And that said, there is really no clinical correlates that we can work with with that disease. There was no body of evidence prior to December about this disease. So all the statements about immunity are based on extrapolations from other diseases. So in this case, common colds-- about 20% of the common colds are caused by coronaviruses. Not this coronavirus, but a virus in that family.

And some of those viruses really don't confer immunity over years like other viral diseases that we're familiar with, like measles or mumps or something like that. So that statement is really an extrapolation from our experience with other coronaviruses.

JOHN WHYTE: Now, the Rockefeller Foundation put out a report recently that we need to be doing 30 million diagnostic tests a week and that we also need to build capacity for antibody testing as well. Where do you see the role of antibody testing going over the next several months?

PROBLEM A:
Reproduce everything in the interview on coronavirus immunity from "And some of" down to "with other coronaviruses.", without changing a word.
PROBLEM B:
Pick up the interview on coronavirus immunity at its final sentence and continue it from that point.

DATA SHOWN:
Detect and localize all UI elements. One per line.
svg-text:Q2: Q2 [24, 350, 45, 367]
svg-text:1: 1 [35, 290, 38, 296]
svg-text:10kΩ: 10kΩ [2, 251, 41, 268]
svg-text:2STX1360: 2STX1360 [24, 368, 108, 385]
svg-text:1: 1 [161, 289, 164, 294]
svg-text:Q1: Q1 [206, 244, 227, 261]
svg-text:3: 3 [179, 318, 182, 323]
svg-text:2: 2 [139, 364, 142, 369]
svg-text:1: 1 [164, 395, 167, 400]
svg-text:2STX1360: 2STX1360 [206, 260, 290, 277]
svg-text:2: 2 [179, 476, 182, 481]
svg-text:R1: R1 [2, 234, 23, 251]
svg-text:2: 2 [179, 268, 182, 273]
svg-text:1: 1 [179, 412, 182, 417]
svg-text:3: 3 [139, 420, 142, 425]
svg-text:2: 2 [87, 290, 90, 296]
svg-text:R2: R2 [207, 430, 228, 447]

EXPECTED OUTPUT A:
And some of those viruses really don't confer immunity over years like other viral diseases that we're familiar with, like measles or mumps or something like that. So that statement is really an extrapolation from our experience with other coronaviruses.

EXPECTED OUTPUT B:
ALAN WRIGHT: Antibody testing is very effective at quantifying the immunity of a population. And it's also effective at determining whether or not an individual has been exposed to a virus. Fortunately, the manufacturing capability of the large in vitro diagnostic manufacturers is substantial.

For example, when we launched our test in the beginning of middle of May, by the end of May our manufacturing capacity will be in the high double digit millions of tests. And all the manufacturers will have that same capacity. So the issue that we were hearing with the molecular testing, which has a much smaller infrastructure-- many fewer deployed analyzers in the market-- won't be the same with the serology testing.

JOHN WHYTE: And finally, what should we be telling patients about anybody testing when they're starting to think, should I get one?

ALAN WRIGHT: Well, first, there are guidelines that define when antibody testing is necessary. I think the first thing is that as it stands now, antibody testing is not a diagnostic test for COVID-19 disease. Diagnosis is best performed with the correlation of clinical symptoms and a positive nucleic acid test, or a PCR test. So that is the first thing about antibody testing.

The second point with antibody testing is, as we know it now, antibody testing is very good at telling the patient and the treating physician whether or not that patient has been exposed to COVID-19 disease. Immunity, as I described before, will take more study and more understanding of the disease. But that's rapidly emerging.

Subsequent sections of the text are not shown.